### Goal
Each line below is to be written out in full, exactly as shown.

### Supplied entries
============================================================

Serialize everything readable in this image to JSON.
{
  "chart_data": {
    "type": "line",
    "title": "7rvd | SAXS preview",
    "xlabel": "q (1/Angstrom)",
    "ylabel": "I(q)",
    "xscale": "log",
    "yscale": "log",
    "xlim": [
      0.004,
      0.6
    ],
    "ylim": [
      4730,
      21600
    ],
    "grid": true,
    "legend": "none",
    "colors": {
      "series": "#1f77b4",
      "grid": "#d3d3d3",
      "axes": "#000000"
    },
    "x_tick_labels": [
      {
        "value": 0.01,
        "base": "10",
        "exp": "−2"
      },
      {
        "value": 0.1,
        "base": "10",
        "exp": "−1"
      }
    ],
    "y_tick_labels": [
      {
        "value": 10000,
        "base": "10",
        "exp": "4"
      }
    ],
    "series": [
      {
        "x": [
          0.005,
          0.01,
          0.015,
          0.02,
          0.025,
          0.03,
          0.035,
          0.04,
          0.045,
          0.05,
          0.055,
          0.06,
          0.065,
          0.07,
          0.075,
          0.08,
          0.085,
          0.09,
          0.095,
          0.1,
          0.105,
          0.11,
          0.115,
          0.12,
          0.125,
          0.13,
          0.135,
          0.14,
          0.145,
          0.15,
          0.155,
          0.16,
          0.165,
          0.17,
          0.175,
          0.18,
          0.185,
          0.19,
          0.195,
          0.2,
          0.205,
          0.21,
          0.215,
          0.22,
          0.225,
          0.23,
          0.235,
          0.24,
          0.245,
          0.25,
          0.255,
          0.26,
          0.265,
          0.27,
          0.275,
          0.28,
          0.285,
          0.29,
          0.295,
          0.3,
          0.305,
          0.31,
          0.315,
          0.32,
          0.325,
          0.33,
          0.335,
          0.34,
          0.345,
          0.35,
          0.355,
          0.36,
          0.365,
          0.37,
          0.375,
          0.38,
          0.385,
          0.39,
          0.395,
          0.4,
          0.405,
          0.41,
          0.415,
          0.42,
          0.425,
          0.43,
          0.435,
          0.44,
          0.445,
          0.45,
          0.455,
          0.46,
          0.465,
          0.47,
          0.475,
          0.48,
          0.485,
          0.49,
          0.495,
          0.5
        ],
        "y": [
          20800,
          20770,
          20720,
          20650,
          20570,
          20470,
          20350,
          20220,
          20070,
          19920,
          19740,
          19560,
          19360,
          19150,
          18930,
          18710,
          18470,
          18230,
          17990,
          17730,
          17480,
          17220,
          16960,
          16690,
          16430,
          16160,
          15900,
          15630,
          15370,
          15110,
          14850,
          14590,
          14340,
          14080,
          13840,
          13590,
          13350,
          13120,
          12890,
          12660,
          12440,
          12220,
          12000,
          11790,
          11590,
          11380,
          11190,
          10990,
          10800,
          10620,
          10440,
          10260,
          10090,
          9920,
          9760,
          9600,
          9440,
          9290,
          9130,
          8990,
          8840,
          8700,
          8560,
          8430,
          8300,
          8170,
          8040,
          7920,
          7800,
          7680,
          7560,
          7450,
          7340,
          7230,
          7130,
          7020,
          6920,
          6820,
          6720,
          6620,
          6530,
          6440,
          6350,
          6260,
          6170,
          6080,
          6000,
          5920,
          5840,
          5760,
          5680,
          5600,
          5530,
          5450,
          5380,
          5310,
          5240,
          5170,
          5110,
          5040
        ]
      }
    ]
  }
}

============================================================

### Solution to this exercise
Serialize everything readable in this image to JSON.
{
  "chart_data": {
    "type": "line",
    "title": "7rvd | SAXS preview",
    "xlabel": "q (1/Angstrom)",
    "ylabel": "I(q)",
    "xscale": "log",
    "yscale": "log",
    "xlim": [
      0.004,
      0.6
    ],
    "ylim": [
      4730,
      21600
    ],
    "grid": true,
    "legend": "none",
    "colors": {
      "series": "#1f77b4",
      "grid": "#d3d3d3",
      "axes": "#000000"
    },
    "x_tick_labels": [
      {
        "value": 0.01,
        "base": "10",
        "exp": "−2"
      },
      {
        "value": 0.1,
        "base": "10",
        "exp": "−1"
      }
    ],
    "y_tick_labels": [
      {
        "value": 10000,
        "base": "10",
        "exp": "4"
      }
    ],
    "series": [
      {
        "x": [
          0.005,
          0.01,
          0.015,
          0.02,
          0.025,
          0.03,
          0.035,
          0.04,
          0.045,
          0.05,
          0.055,
          0.06,
          0.065,
          0.07,
          0.075,
          0.08,
          0.085,
          0.09,
          0.095,
          0.1,
          0.105,
          0.11,
          0.115,
          0.12,
          0.125,
          0.13,
          0.135,
          0.14,
          0.145,
          0.15,
          0.155,
          0.16,
          0.165,
          0.17,
          0.175,
          0.18,
          0.185,
          0.19,
          0.195,
          0.2,
          0.205,
          0.21,
          0.215,
          0.22,
          0.225,
          0.23,
          0.235,
          0.24,
          0.245,
          0.25,
          0.255,
          0.26,
          0.265,
          0.27,
          0.275,
          0.28,
          0.285,
          0.29,
          0.295,
          0.3,
          0.305,
          0.31,
          0.315,
          0.32,
          0.325,
          0.33,
          0.335,
          0.34,
          0.345,
          0.35,
          0.355,
          0.36,
          0.365,
          0.37,
          0.375,
          0.38,
          0.385,
          0.39,
          0.395,
          0.4,
          0.405,
          0.41,
          0.415,
          0.42,
          0.425,
          0.43,
          0.435,
          0.44,
          0.445,
          0.45,
          0.455,
          0.46,
          0.465,
          0.47,
          0.475,
          0.48,
          0.485,
          0.49,
          0.495,
          0.5
        ],
        "y": [
          20800,
          20770,
          20720,
          20650,
          20570,
          20470,
          20350,
          20220,
          20070,
          19920,
          19740,
          19560,
          19360,
          19150,
          18930,
          18710,
          18470,
          18230,
          17990,
          17730,
          17480,
          17220,
          16960,
          16690,
          16430,
          16160,
          15900,
          15630,
          15370,
          15110,
          14850,
          14590,
          14340,
          14080,
          13840,
          13590,
          13350,
          13120,
          12890,
          12660,
          12440,
          12220,
          12000,
          11790,
          11590,
          11380,
          11190,
          10990,
          10800,
          10620,
          10440,
          10260,
          10090,
          9920,
          9760,
          9600,
          9440,
          9290,
          9130,
          8990,
          8840,
          8700,
          8560,
          8430,
          8300,
          8170,
          8040,
          7920,
          7800,
          7680,
          7560,
          7450,
          7340,
          7230,
          7130,
          7020,
          6920,
          6820,
          6720,
          6620,
          6530,
          6440,
          6350,
          6260,
          6170,
          6080,
          6000,
          5920,
          5840,
          5760,
          5680,
          5600,
          5530,
          5450,
          5380,
          5310,
          5240,
          5170,
          5110,
          5040
        ]
      }
    ]
  }
}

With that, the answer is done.